Goal
Locate all lines in the data below that hold "screenshot" and show them.
* BEGIN Record list *
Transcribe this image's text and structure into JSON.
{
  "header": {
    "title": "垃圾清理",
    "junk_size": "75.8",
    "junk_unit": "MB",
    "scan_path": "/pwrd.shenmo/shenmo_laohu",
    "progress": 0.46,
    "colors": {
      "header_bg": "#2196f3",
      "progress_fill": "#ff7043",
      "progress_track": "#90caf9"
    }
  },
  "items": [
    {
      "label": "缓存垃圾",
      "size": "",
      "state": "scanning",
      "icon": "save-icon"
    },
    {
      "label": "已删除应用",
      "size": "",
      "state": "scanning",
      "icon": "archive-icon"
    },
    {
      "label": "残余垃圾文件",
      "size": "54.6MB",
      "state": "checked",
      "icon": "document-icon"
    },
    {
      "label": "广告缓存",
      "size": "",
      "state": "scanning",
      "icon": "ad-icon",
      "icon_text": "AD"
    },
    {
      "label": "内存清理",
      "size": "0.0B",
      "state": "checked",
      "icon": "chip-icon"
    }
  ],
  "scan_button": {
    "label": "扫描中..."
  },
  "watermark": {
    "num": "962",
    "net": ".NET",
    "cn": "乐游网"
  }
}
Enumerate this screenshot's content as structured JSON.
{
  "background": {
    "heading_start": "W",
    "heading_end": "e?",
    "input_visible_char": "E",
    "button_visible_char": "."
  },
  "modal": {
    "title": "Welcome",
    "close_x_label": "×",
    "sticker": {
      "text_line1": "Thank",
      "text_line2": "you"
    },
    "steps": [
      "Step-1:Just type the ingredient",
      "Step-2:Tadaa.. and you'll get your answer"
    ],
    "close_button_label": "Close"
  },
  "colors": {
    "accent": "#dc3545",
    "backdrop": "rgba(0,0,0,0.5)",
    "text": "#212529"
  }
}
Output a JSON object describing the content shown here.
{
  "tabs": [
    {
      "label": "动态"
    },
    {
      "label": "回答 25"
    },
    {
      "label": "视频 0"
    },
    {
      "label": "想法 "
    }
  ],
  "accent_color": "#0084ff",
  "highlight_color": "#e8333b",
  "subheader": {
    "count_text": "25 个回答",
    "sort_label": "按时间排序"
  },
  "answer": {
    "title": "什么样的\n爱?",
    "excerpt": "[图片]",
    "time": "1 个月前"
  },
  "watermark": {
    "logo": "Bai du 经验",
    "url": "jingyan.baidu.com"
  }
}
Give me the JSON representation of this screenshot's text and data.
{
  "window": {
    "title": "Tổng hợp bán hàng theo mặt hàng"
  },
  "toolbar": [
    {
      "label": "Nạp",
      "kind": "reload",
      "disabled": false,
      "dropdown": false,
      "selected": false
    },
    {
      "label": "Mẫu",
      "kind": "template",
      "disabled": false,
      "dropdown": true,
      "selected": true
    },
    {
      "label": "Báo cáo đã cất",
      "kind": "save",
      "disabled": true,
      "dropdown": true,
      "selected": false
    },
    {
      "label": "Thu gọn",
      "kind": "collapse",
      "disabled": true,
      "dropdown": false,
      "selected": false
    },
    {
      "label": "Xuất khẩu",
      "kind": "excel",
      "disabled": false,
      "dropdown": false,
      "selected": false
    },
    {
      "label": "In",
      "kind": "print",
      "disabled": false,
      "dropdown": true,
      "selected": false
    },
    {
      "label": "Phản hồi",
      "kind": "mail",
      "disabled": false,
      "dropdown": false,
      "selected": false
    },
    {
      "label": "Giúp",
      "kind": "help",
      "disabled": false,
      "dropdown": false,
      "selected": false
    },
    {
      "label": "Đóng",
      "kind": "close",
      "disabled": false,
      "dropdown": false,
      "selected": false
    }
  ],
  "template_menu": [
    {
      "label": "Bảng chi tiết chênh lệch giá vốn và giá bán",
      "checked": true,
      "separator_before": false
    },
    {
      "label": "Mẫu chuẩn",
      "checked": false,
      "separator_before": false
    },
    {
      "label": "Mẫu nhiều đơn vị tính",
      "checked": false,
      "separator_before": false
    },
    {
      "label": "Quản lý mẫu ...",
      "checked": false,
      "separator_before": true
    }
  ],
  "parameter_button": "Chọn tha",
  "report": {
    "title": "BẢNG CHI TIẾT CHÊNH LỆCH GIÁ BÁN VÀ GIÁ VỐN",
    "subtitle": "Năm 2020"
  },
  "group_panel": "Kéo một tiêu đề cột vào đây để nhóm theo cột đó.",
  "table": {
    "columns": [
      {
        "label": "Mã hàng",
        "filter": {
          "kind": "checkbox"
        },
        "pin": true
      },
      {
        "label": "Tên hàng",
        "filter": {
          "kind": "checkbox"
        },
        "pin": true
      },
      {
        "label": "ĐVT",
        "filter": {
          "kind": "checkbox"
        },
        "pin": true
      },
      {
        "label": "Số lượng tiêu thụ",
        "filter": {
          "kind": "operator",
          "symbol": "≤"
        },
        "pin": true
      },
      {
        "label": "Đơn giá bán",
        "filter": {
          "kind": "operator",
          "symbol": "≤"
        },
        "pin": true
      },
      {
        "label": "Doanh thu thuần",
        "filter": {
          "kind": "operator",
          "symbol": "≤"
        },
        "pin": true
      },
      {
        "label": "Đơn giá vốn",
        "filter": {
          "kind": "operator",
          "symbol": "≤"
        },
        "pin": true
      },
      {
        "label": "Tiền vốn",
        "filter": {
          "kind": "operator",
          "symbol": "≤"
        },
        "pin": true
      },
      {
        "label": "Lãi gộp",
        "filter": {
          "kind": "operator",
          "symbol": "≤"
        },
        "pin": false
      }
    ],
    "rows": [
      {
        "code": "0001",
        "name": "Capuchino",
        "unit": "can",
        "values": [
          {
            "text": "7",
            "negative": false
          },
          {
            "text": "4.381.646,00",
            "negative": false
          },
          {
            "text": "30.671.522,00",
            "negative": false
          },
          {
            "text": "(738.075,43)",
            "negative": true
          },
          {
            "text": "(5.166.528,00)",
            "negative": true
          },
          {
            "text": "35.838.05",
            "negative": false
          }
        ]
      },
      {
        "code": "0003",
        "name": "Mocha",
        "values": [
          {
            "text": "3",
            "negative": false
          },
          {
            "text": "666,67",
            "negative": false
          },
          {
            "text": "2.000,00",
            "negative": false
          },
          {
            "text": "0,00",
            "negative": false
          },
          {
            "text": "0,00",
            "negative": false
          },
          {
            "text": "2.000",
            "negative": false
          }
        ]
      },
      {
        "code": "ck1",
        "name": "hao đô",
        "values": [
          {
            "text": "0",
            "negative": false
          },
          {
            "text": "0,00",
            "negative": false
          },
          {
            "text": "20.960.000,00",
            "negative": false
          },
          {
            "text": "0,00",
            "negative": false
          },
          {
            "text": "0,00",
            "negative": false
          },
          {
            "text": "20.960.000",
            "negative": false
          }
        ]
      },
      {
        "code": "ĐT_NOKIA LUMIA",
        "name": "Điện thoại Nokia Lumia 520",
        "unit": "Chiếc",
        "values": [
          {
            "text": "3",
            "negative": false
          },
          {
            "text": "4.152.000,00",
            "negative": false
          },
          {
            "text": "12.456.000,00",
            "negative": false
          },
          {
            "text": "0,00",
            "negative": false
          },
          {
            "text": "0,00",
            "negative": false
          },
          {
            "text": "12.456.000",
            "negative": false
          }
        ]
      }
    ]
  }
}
* END Record list *
Exercise solution
Enumerate this screenshot's content as structured JSON.
Give me the JSON representation of this screenshot's text and data.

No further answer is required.